Reproduce the data word for word, starting at its first line and stopping after the line that contains "menu-window[interactable]: Window: [382, 27, 442, 42]".
Begin Material for this exercise
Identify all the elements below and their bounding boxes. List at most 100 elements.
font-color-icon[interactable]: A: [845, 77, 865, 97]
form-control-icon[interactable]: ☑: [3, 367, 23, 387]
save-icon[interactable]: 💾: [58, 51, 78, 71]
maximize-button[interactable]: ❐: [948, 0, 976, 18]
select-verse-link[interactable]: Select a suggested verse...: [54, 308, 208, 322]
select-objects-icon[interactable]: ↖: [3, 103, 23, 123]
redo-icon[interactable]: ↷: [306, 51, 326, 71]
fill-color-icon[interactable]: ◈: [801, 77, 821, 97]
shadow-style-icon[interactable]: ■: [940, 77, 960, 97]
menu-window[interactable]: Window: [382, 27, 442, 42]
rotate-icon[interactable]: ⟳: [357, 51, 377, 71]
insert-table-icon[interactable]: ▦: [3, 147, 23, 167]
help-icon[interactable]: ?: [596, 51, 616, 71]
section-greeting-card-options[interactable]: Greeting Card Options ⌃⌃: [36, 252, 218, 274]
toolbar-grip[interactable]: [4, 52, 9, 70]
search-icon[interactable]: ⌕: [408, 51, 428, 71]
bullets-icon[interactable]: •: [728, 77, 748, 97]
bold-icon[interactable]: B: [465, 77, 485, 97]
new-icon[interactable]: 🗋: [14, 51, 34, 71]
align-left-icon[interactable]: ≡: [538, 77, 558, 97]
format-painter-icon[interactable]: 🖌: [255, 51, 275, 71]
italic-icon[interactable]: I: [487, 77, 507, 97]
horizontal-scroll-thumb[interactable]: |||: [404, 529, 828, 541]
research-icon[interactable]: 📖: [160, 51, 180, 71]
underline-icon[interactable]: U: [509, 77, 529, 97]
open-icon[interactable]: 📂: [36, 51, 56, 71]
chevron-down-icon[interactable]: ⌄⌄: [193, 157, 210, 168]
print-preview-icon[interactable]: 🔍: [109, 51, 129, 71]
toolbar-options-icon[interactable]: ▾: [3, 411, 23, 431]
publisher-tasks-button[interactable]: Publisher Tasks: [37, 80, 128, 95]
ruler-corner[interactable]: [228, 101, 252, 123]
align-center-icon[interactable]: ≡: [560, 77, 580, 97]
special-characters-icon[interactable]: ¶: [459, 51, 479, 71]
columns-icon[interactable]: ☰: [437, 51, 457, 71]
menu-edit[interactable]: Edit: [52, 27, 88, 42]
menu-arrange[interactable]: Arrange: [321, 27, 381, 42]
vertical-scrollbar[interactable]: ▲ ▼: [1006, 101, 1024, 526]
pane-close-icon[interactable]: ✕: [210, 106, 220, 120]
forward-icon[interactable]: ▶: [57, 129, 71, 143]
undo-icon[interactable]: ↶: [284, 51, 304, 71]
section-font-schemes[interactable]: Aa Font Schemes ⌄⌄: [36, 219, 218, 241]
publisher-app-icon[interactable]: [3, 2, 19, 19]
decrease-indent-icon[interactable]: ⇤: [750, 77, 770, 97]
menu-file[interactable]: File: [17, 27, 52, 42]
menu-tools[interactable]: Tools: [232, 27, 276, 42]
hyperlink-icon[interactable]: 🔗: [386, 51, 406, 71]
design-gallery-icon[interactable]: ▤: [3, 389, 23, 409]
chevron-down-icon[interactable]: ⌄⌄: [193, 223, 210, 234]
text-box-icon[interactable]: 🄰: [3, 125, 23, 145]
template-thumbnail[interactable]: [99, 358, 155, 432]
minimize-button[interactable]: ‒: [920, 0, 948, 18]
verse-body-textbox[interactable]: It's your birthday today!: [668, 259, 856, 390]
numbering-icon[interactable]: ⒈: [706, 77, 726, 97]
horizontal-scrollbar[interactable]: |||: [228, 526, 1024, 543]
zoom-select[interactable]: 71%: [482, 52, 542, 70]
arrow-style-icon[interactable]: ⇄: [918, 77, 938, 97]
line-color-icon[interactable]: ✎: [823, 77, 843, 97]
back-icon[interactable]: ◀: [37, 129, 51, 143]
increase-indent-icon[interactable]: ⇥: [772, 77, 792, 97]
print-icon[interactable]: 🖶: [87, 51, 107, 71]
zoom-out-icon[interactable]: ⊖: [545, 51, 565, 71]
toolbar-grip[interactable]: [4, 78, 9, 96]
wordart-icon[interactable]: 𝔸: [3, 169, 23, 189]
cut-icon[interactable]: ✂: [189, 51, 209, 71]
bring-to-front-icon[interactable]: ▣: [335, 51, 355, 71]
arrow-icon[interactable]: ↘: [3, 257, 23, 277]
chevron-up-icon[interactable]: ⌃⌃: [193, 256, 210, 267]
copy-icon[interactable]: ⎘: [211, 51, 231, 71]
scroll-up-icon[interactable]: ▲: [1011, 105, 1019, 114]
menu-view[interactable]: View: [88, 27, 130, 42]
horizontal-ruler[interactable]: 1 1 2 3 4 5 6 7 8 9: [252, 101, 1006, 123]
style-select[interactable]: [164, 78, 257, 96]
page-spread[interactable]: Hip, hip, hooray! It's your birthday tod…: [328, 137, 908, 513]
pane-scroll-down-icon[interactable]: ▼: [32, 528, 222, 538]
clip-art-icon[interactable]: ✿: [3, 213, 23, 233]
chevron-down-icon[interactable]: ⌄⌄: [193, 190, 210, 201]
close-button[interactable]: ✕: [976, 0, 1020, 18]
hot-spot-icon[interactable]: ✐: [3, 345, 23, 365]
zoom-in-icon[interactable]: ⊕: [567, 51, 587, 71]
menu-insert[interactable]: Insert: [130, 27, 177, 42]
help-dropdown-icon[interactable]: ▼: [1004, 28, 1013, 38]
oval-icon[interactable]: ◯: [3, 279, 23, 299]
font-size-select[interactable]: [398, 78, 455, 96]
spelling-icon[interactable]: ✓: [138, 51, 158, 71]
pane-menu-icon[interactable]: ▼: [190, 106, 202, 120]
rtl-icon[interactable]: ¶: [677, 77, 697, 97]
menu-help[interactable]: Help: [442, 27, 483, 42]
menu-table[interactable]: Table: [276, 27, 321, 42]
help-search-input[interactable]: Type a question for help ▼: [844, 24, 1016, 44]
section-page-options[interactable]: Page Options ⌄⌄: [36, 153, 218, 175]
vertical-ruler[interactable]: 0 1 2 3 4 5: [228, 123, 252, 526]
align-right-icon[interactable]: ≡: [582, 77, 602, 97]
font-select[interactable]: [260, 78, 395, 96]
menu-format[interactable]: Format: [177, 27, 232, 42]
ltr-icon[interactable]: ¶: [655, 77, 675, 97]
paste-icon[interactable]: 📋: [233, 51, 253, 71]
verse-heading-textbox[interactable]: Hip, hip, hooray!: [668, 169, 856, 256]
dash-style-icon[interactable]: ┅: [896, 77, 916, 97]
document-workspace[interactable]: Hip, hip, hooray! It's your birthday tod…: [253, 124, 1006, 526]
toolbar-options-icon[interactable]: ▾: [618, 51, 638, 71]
End Material for this exercise
Task result:
Identify all the elements below and their bounding boxes. List at most 100 elements.
font-color-icon[interactable]: A: [845, 77, 865, 97]
form-control-icon[interactable]: ☑: [3, 367, 23, 387]
save-icon[interactable]: 💾: [58, 51, 78, 71]
maximize-button[interactable]: ❐: [948, 0, 976, 18]
select-verse-link[interactable]: Select a suggested verse...: [54, 308, 208, 322]
select-objects-icon[interactable]: ↖: [3, 103, 23, 123]
redo-icon[interactable]: ↷: [306, 51, 326, 71]
fill-color-icon[interactable]: ◈: [801, 77, 821, 97]
shadow-style-icon[interactable]: ■: [940, 77, 960, 97]
menu-window[interactable]: Window: [382, 27, 442, 42]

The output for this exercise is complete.